[Rows from a figure dataset]
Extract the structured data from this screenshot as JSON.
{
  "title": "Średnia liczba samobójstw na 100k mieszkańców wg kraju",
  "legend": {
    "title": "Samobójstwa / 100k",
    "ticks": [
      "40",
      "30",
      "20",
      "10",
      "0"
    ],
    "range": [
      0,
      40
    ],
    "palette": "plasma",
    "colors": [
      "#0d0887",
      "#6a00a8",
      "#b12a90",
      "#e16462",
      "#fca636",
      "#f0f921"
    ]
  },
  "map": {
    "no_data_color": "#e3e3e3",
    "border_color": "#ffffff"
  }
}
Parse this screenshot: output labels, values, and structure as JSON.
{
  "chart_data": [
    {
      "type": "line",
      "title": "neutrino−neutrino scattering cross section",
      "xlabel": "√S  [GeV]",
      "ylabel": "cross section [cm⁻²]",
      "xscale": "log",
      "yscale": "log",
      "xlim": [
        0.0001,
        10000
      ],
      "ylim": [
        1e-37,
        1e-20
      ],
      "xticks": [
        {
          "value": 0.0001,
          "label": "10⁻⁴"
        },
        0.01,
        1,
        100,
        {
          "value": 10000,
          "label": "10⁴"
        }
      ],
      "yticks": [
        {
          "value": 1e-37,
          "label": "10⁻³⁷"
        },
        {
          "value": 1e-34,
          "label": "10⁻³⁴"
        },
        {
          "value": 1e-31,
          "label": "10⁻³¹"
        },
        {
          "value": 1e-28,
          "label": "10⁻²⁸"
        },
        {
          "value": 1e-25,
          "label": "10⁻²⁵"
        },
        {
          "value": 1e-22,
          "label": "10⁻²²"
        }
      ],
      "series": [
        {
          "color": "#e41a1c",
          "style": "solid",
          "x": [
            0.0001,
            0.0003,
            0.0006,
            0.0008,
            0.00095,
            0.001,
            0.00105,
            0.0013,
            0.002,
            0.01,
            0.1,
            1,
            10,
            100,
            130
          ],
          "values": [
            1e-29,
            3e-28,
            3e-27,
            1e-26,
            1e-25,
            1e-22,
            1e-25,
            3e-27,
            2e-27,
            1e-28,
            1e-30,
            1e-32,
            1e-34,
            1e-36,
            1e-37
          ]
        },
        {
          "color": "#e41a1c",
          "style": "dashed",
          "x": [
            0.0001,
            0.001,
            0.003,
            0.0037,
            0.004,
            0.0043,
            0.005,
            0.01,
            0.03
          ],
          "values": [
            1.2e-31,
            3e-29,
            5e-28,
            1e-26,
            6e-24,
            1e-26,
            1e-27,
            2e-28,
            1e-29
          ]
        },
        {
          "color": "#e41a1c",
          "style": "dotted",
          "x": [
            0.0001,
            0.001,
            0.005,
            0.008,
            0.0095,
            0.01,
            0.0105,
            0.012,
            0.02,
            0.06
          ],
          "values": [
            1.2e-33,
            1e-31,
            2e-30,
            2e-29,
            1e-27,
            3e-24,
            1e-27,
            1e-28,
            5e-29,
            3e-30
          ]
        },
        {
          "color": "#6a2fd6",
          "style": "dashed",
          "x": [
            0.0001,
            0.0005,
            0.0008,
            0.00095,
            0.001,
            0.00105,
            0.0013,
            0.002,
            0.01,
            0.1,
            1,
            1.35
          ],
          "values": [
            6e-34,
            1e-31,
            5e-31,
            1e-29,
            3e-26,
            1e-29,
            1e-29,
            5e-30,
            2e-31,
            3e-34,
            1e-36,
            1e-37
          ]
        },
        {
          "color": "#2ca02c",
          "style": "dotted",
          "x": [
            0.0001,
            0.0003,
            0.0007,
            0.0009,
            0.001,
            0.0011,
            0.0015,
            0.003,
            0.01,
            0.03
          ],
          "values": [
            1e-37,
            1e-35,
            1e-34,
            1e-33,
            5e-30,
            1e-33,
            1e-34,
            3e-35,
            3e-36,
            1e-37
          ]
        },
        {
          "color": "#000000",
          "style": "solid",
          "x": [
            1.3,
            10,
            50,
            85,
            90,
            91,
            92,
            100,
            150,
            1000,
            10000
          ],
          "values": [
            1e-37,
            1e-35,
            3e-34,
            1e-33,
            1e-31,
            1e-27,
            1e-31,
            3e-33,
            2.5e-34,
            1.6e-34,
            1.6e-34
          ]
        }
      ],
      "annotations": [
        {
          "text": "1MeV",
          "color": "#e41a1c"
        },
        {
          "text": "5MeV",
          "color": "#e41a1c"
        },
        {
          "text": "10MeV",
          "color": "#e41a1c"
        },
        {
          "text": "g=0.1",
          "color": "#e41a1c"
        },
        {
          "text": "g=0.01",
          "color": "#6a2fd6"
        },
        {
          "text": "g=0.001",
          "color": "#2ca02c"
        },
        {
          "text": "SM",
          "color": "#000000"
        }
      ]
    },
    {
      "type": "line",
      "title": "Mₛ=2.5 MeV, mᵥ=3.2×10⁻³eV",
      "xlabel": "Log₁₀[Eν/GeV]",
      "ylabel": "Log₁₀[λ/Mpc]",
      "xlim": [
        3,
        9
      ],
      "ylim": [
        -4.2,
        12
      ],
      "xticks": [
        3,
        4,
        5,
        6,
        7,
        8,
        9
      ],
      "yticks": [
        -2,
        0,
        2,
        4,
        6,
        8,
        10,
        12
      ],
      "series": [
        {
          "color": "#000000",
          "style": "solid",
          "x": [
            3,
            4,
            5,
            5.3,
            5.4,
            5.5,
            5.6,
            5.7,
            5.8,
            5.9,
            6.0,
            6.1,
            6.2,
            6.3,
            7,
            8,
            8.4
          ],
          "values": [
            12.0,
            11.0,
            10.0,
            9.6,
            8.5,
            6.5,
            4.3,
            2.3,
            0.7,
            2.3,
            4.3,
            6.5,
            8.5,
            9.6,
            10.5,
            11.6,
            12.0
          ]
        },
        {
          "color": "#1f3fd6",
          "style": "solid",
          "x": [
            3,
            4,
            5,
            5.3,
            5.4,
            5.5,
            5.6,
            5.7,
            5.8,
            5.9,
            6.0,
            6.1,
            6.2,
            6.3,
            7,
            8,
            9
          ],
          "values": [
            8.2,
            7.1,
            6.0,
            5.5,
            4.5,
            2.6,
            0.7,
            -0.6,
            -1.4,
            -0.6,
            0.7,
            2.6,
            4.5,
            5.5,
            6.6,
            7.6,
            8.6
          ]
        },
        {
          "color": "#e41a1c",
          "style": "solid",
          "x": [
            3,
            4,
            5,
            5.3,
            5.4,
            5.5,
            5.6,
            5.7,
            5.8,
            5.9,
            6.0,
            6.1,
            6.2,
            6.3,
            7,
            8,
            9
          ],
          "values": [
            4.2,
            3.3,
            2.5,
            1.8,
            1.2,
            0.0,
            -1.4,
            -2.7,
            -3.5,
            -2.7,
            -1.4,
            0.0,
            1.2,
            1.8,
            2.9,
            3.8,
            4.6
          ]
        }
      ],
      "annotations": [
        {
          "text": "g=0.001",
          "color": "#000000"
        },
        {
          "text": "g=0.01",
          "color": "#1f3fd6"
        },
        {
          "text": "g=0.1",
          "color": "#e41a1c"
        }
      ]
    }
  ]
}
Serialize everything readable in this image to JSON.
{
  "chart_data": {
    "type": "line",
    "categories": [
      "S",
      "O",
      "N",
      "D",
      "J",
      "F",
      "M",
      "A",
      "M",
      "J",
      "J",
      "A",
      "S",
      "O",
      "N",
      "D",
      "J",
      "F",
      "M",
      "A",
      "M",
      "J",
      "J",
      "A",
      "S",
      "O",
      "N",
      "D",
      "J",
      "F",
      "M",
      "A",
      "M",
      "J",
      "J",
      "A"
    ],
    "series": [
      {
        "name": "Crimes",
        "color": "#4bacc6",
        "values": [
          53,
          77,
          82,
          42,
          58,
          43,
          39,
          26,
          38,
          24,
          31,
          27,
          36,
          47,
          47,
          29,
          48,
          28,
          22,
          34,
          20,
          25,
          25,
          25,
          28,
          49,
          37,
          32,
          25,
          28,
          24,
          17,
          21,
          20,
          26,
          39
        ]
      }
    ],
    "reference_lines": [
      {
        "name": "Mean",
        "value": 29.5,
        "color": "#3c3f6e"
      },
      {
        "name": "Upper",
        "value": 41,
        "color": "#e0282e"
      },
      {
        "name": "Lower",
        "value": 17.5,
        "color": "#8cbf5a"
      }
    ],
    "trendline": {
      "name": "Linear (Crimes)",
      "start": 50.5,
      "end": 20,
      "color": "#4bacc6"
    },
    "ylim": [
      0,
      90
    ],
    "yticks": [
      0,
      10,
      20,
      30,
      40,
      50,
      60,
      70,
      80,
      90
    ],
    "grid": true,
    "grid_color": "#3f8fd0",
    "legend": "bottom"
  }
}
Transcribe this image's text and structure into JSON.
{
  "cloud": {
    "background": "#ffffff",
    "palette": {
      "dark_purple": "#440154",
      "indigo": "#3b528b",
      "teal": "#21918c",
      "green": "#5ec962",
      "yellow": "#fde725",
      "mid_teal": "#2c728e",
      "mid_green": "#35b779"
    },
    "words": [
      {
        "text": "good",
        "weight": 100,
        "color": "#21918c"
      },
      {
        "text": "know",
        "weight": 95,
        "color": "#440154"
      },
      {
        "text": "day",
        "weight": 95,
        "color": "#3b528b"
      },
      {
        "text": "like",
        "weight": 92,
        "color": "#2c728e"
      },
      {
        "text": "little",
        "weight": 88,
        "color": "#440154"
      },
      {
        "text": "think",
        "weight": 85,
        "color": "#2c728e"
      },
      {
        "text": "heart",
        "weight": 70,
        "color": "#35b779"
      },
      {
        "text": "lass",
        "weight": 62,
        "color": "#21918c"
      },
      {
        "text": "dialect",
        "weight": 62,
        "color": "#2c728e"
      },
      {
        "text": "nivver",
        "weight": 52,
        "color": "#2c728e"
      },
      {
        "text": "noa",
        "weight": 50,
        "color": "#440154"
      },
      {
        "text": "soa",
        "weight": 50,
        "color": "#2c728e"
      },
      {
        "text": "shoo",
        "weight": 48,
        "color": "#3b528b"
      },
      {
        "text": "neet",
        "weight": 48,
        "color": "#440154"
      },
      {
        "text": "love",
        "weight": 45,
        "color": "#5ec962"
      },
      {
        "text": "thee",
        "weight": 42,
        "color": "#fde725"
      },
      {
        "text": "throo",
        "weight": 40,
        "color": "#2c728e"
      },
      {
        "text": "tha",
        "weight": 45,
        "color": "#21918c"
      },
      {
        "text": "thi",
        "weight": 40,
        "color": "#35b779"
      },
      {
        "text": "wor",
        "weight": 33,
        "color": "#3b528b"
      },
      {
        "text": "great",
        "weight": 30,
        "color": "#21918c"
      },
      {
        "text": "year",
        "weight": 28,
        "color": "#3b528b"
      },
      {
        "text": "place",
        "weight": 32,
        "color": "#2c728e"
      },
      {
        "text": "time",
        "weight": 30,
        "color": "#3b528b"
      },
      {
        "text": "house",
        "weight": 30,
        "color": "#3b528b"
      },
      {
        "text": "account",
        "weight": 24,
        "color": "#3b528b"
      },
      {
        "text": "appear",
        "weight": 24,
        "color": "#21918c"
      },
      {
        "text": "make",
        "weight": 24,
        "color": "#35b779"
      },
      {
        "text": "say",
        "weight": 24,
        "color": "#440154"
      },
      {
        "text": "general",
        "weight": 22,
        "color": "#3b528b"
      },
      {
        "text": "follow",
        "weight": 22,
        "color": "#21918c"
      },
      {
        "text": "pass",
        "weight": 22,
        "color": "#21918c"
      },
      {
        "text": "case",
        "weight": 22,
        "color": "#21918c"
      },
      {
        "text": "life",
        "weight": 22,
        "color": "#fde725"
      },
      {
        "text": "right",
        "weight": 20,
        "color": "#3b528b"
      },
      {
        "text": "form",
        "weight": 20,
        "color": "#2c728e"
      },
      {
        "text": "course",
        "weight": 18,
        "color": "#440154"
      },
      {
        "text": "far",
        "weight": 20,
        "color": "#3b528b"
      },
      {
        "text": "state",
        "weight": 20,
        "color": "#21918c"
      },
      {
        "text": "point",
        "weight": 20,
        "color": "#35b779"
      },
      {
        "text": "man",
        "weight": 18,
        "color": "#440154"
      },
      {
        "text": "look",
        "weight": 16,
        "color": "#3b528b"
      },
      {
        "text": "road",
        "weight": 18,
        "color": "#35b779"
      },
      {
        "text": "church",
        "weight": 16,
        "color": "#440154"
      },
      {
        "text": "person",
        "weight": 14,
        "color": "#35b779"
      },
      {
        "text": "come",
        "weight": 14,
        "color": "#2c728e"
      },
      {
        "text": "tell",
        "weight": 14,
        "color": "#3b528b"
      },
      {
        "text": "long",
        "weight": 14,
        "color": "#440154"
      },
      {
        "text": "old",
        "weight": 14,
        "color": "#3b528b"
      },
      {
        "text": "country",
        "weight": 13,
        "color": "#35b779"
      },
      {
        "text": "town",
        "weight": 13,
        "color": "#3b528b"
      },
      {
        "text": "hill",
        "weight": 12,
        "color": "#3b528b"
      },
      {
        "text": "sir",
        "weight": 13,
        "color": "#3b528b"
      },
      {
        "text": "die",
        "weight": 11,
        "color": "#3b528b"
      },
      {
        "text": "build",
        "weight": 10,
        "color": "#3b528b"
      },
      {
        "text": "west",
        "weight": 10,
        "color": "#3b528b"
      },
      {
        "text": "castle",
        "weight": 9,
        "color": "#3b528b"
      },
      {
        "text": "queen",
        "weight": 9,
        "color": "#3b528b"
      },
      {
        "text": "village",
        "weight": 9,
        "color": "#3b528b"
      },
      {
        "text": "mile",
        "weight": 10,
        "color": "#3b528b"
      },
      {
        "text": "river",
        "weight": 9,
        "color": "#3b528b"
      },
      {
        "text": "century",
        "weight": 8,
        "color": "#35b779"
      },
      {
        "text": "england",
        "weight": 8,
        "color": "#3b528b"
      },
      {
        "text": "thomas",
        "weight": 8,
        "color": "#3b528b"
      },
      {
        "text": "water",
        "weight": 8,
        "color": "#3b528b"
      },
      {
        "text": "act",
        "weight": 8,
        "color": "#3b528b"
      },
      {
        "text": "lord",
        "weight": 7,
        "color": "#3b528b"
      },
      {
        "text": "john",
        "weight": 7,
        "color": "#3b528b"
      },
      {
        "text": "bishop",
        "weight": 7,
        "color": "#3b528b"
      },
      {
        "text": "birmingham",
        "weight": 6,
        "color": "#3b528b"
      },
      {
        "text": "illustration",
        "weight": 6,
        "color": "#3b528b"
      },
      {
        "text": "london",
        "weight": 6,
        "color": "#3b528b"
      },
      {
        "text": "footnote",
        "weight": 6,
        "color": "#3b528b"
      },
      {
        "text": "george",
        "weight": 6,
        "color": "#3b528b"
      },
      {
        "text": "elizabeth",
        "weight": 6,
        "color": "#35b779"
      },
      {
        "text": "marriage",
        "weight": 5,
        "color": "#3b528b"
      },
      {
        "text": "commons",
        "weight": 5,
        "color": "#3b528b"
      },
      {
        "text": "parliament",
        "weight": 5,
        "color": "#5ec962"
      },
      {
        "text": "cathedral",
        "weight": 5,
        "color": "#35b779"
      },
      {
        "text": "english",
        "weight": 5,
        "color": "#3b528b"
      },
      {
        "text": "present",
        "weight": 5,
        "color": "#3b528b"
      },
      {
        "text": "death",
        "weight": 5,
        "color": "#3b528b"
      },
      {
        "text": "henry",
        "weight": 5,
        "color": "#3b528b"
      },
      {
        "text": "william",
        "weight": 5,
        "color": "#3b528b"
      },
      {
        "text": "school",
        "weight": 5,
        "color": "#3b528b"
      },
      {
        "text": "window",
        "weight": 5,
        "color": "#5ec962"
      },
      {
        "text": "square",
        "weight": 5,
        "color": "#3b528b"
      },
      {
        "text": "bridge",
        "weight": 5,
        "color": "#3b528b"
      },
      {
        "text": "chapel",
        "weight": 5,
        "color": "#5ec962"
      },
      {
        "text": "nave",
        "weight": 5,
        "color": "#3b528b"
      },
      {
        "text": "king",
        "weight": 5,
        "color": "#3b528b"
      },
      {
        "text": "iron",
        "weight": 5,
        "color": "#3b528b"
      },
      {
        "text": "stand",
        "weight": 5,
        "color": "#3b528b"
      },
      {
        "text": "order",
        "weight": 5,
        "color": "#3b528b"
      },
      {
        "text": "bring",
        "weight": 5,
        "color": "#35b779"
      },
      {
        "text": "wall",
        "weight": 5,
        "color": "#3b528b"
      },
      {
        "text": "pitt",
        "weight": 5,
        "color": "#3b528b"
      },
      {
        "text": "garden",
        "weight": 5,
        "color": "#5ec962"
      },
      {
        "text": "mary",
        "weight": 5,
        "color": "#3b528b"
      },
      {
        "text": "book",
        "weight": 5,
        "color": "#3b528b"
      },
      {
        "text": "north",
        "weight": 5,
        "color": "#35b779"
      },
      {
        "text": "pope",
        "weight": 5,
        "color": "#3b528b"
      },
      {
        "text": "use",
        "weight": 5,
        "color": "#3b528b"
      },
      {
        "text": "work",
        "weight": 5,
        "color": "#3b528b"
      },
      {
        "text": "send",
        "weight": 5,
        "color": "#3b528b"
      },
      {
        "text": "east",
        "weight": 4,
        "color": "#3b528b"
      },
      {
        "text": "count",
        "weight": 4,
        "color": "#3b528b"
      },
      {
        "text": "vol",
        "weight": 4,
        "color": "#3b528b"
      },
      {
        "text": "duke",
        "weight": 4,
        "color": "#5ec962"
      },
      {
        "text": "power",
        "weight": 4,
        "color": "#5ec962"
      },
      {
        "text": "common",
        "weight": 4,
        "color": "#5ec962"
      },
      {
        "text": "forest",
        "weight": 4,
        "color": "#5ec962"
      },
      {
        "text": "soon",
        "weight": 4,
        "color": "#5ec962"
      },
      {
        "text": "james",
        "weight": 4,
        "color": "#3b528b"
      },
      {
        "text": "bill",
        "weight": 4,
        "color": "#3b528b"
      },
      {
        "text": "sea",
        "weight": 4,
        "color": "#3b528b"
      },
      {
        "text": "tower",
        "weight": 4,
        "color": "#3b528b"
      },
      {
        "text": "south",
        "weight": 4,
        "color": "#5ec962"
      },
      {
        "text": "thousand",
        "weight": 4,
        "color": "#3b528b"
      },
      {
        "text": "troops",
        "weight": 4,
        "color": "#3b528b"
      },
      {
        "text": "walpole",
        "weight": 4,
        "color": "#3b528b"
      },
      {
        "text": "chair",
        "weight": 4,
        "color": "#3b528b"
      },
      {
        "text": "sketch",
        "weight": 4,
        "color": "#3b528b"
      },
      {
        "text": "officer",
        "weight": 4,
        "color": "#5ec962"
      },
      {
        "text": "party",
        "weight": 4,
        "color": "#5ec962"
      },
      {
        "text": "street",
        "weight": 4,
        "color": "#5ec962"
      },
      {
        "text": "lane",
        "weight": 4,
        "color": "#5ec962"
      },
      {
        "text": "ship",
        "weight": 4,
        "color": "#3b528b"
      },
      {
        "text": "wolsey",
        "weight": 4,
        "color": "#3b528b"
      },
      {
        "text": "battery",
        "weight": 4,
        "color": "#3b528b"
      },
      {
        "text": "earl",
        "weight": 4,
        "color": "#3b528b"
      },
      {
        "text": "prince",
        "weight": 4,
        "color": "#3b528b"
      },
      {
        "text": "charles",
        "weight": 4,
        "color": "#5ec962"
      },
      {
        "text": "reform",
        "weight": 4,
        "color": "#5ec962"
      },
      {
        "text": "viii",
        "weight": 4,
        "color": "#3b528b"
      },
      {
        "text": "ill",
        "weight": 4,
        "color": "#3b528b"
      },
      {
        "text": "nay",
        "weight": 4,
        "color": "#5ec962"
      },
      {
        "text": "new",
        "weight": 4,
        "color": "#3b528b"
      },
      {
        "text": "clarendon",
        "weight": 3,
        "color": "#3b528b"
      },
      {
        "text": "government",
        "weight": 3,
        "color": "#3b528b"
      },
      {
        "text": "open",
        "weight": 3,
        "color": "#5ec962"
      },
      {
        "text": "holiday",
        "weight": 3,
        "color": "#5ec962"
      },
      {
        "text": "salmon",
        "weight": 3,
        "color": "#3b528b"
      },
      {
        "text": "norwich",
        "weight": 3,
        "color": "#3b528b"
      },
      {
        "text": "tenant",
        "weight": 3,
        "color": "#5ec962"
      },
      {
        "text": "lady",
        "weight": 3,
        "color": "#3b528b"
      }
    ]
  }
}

Task goal
Each line above that includes "ffffff" should be shown.

Written solution
    "border_color": "#ffffff"
    "background": "#ffffff",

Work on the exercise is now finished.